>> begin Extracted entries
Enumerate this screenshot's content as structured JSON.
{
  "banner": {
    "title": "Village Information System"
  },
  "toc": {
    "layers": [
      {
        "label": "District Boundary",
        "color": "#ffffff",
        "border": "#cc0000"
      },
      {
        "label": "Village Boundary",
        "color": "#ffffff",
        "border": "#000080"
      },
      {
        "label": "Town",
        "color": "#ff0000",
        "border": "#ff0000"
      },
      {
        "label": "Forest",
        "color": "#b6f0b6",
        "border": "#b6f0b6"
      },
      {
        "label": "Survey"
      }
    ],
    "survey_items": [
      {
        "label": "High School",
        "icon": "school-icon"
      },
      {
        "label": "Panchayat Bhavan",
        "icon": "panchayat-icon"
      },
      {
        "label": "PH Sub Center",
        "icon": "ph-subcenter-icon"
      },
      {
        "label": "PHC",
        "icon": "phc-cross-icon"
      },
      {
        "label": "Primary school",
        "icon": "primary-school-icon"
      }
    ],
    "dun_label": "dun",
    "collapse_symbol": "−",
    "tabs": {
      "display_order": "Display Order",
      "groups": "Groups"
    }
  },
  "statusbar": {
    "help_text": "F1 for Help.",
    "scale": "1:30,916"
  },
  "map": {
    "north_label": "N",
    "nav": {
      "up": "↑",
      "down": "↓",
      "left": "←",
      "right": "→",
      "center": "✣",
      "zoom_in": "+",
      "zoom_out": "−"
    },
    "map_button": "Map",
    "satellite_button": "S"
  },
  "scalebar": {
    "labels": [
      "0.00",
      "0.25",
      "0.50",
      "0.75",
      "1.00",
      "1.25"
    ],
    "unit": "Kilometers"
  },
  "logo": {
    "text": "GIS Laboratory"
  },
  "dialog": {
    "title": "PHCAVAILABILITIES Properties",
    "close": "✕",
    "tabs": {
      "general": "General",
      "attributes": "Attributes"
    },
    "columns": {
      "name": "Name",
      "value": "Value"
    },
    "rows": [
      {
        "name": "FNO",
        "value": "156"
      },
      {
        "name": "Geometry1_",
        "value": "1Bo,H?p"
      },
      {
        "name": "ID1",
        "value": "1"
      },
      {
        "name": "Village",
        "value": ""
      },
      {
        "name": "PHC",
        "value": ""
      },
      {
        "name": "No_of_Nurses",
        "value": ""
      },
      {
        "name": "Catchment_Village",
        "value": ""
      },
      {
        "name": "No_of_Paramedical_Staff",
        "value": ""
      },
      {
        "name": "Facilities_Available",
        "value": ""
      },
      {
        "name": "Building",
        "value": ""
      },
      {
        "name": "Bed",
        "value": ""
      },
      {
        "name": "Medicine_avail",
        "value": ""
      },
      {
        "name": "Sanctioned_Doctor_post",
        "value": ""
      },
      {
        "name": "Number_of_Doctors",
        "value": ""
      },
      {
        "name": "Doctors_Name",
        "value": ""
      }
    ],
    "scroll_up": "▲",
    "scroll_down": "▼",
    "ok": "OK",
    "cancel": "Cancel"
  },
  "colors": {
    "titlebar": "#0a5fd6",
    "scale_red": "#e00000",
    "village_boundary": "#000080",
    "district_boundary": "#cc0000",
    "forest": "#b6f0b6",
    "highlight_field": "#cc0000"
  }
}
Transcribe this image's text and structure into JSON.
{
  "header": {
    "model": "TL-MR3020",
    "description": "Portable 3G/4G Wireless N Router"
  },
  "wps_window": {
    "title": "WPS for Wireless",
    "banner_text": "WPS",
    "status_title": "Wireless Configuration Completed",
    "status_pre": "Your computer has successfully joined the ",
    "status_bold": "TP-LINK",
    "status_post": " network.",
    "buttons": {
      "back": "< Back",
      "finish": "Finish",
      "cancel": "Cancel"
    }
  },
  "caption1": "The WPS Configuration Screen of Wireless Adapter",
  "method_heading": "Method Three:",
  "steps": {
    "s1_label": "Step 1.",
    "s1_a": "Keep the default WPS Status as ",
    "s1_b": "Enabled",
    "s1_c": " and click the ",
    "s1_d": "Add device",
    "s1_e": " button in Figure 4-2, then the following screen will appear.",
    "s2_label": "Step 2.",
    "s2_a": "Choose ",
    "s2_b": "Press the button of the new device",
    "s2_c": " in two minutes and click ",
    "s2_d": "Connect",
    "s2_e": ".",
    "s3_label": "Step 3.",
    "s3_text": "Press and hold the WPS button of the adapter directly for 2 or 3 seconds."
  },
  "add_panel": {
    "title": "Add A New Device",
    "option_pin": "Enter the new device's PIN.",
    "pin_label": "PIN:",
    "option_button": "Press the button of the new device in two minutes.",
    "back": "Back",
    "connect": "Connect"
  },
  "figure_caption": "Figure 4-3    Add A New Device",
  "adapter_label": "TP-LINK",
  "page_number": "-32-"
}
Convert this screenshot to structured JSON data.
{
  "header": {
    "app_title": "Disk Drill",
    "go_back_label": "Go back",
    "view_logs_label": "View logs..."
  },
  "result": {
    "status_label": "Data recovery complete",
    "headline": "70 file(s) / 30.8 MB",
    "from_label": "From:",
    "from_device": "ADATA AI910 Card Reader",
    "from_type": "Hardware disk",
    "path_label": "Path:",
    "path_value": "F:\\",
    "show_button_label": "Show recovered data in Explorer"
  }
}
>> end Extracted entries
- Challenge
Go over the data above and copy every line that has the word "minutes" in it.

- Task output
    "s2_c": " in two minutes and click ",
    "option_button": "Press the button of the new device in two minutes.",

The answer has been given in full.